RAW RECORDS.
####
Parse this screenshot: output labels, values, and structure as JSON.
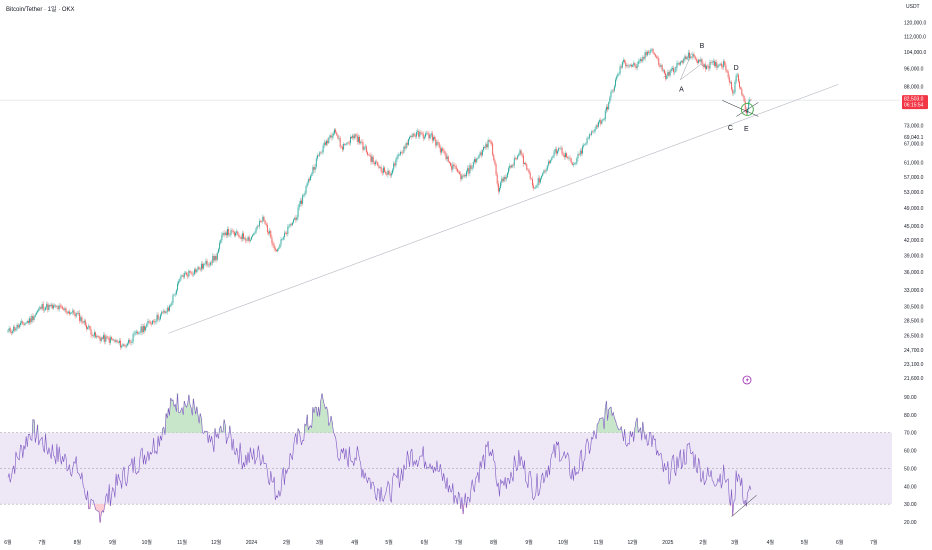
{
  "header": {
    "title": "Bitcoin/Tether · 1일 · OKX",
    "currency": "USDT"
  },
  "chart_data": [
    {
      "type": "candlestick",
      "title": "Bitcoin/Tether · 1일 · OKX",
      "y_scale": "log",
      "ylim": [
        21600,
        122000
      ],
      "y_ticks": [
        "120,000.0",
        "112,000.0",
        "104,000.0",
        "96,000.0",
        "88,000.0",
        "73,000.0",
        "67,000.0",
        "61,000.0",
        "57,000.0",
        "53,000.0",
        "49,000.0",
        "45,000.0",
        "42,000.0",
        "39,000.0",
        "36,000.0",
        "33,000.0",
        "30,500.0",
        "28,500.0",
        "26,500.0",
        "24,700.0",
        "23,100.0",
        "21,600.0"
      ],
      "y_tick_values": [
        120000,
        112000,
        104000,
        96000,
        88000,
        73000,
        67000,
        61000,
        57000,
        53000,
        49000,
        45000,
        42000,
        39000,
        36000,
        33000,
        30500,
        28500,
        26500,
        24700,
        23100,
        21600
      ],
      "x_ticks": [
        "6월",
        "7월",
        "8월",
        "9월",
        "10월",
        "11월",
        "12월",
        "2024",
        "2월",
        "3월",
        "4월",
        "5월",
        "6월",
        "7월",
        "8월",
        "9월",
        "10월",
        "11월",
        "12월",
        "2025",
        "2월",
        "3월",
        "4월",
        "5월",
        "6월",
        "7월"
      ],
      "current_price": {
        "label": "82,503.0",
        "value": 82503,
        "countdown": "06:15:54",
        "color": "#f23645"
      },
      "highlight_tick": {
        "label": "69,040.1",
        "value": 69040.1
      },
      "series": [
        {
          "x": "2023-06-01",
          "close": 27000
        },
        {
          "x": "2023-06-20",
          "close": 28500
        },
        {
          "x": "2023-07-01",
          "close": 30500
        },
        {
          "x": "2023-07-15",
          "close": 30300
        },
        {
          "x": "2023-08-01",
          "close": 29300
        },
        {
          "x": "2023-08-17",
          "close": 26300
        },
        {
          "x": "2023-09-01",
          "close": 25900
        },
        {
          "x": "2023-09-11",
          "close": 25200
        },
        {
          "x": "2023-10-01",
          "close": 27900
        },
        {
          "x": "2023-10-20",
          "close": 30000
        },
        {
          "x": "2023-11-01",
          "close": 35400
        },
        {
          "x": "2023-11-15",
          "close": 36500
        },
        {
          "x": "2023-12-01",
          "close": 38700
        },
        {
          "x": "2023-12-08",
          "close": 43800
        },
        {
          "x": "2023-12-31",
          "close": 42300
        },
        {
          "x": "2024-01-11",
          "close": 46500
        },
        {
          "x": "2024-01-23",
          "close": 39900
        },
        {
          "x": "2024-02-10",
          "close": 47500
        },
        {
          "x": "2024-02-28",
          "close": 62500
        },
        {
          "x": "2024-03-14",
          "close": 72000
        },
        {
          "x": "2024-03-20",
          "close": 65500
        },
        {
          "x": "2024-04-01",
          "close": 69700
        },
        {
          "x": "2024-04-17",
          "close": 61300
        },
        {
          "x": "2024-05-01",
          "close": 57500
        },
        {
          "x": "2024-05-21",
          "close": 70000
        },
        {
          "x": "2024-06-07",
          "close": 69500
        },
        {
          "x": "2024-06-24",
          "close": 60300
        },
        {
          "x": "2024-07-05",
          "close": 56500
        },
        {
          "x": "2024-07-29",
          "close": 68000
        },
        {
          "x": "2024-08-05",
          "close": 54000
        },
        {
          "x": "2024-08-24",
          "close": 64000
        },
        {
          "x": "2024-09-06",
          "close": 54000
        },
        {
          "x": "2024-09-27",
          "close": 65800
        },
        {
          "x": "2024-10-10",
          "close": 59900
        },
        {
          "x": "2024-10-29",
          "close": 72500
        },
        {
          "x": "2024-11-06",
          "close": 75900
        },
        {
          "x": "2024-11-22",
          "close": 98800
        },
        {
          "x": "2024-12-05",
          "close": 97000
        },
        {
          "x": "2024-12-17",
          "close": 106100
        },
        {
          "x": "2024-12-30",
          "close": 92400
        },
        {
          "x": "2025-01-20",
          "close": 102500
        },
        {
          "x": "2025-02-03",
          "close": 97500
        },
        {
          "x": "2025-02-20",
          "close": 98400
        },
        {
          "x": "2025-02-28",
          "close": 84300
        },
        {
          "x": "2025-03-02",
          "close": 94200
        },
        {
          "x": "2025-03-11",
          "close": 78500
        },
        {
          "x": "2025-03-15",
          "close": 82503
        }
      ],
      "annotations": [
        {
          "label": "A",
          "x": "2025-01-13",
          "y": 86000
        },
        {
          "label": "B",
          "x": "2025-01-31",
          "y": 106000
        },
        {
          "label": "C",
          "x": "2025-02-25",
          "y": 71500
        },
        {
          "label": "D",
          "x": "2025-03-02",
          "y": 95500
        },
        {
          "label": "E",
          "x": "2025-03-11",
          "y": 71000
        }
      ],
      "trendline": {
        "from": {
          "x": "2023-10-20",
          "y": 26800
        },
        "to": {
          "x": "2025-05-31",
          "y": 89000
        }
      }
    },
    {
      "type": "line",
      "title": "",
      "ylim": [
        20,
        90
      ],
      "y_ticks": [
        "90.00",
        "80.00",
        "70.00",
        "60.00",
        "50.00",
        "40.00",
        "30.00",
        "20.00"
      ],
      "y_tick_values": [
        90,
        80,
        70,
        60,
        50,
        40,
        30,
        20
      ],
      "bands": {
        "upper": 70,
        "middle": 50,
        "lower": 30
      },
      "series": [
        {
          "x": "2023-06-01",
          "value": 45
        },
        {
          "x": "2023-06-22",
          "value": 72
        },
        {
          "x": "2023-07-05",
          "value": 62
        },
        {
          "x": "2023-07-20",
          "value": 55
        },
        {
          "x": "2023-08-01",
          "value": 50
        },
        {
          "x": "2023-08-17",
          "value": 22
        },
        {
          "x": "2023-09-01",
          "value": 38
        },
        {
          "x": "2023-09-20",
          "value": 52
        },
        {
          "x": "2023-10-10",
          "value": 65
        },
        {
          "x": "2023-10-25",
          "value": 88
        },
        {
          "x": "2023-11-10",
          "value": 85
        },
        {
          "x": "2023-11-25",
          "value": 62
        },
        {
          "x": "2023-12-08",
          "value": 72
        },
        {
          "x": "2023-12-25",
          "value": 55
        },
        {
          "x": "2024-01-11",
          "value": 58
        },
        {
          "x": "2024-01-23",
          "value": 36
        },
        {
          "x": "2024-02-10",
          "value": 65
        },
        {
          "x": "2024-03-05",
          "value": 88
        },
        {
          "x": "2024-03-20",
          "value": 55
        },
        {
          "x": "2024-04-01",
          "value": 58
        },
        {
          "x": "2024-04-17",
          "value": 40
        },
        {
          "x": "2024-05-01",
          "value": 36
        },
        {
          "x": "2024-05-21",
          "value": 58
        },
        {
          "x": "2024-06-07",
          "value": 55
        },
        {
          "x": "2024-06-24",
          "value": 38
        },
        {
          "x": "2024-07-05",
          "value": 30
        },
        {
          "x": "2024-07-29",
          "value": 62
        },
        {
          "x": "2024-08-05",
          "value": 38
        },
        {
          "x": "2024-08-24",
          "value": 55
        },
        {
          "x": "2024-09-06",
          "value": 38
        },
        {
          "x": "2024-09-27",
          "value": 62
        },
        {
          "x": "2024-10-10",
          "value": 46
        },
        {
          "x": "2024-10-29",
          "value": 68
        },
        {
          "x": "2024-11-12",
          "value": 86
        },
        {
          "x": "2024-11-25",
          "value": 68
        },
        {
          "x": "2024-12-05",
          "value": 72
        },
        {
          "x": "2024-12-17",
          "value": 68
        },
        {
          "x": "2024-12-30",
          "value": 46
        },
        {
          "x": "2025-01-20",
          "value": 60
        },
        {
          "x": "2025-02-03",
          "value": 45
        },
        {
          "x": "2025-02-20",
          "value": 46
        },
        {
          "x": "2025-02-28",
          "value": 27
        },
        {
          "x": "2025-03-02",
          "value": 50
        },
        {
          "x": "2025-03-11",
          "value": 30
        },
        {
          "x": "2025-03-15",
          "value": 38
        }
      ],
      "divergence_line": {
        "from": {
          "x": "2025-02-26",
          "y": 23
        },
        "to": {
          "x": "2025-03-20",
          "y": 35
        }
      }
    }
  ],
  "colors": {
    "up": "#26a69a",
    "down": "#ef5350",
    "rsi_line": "#7e57c2",
    "rsi_band": "#ede7f6",
    "trendline": "#b2b5be",
    "current_price": "#f23645",
    "lightning": "#9c27b0"
  },
  "icons": {
    "alert": "lightning-icon"
  }
}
####
REQUIRED TASK. State how many lines of the material contain the string "Tether", with no other words.

THE RESPONSE. 2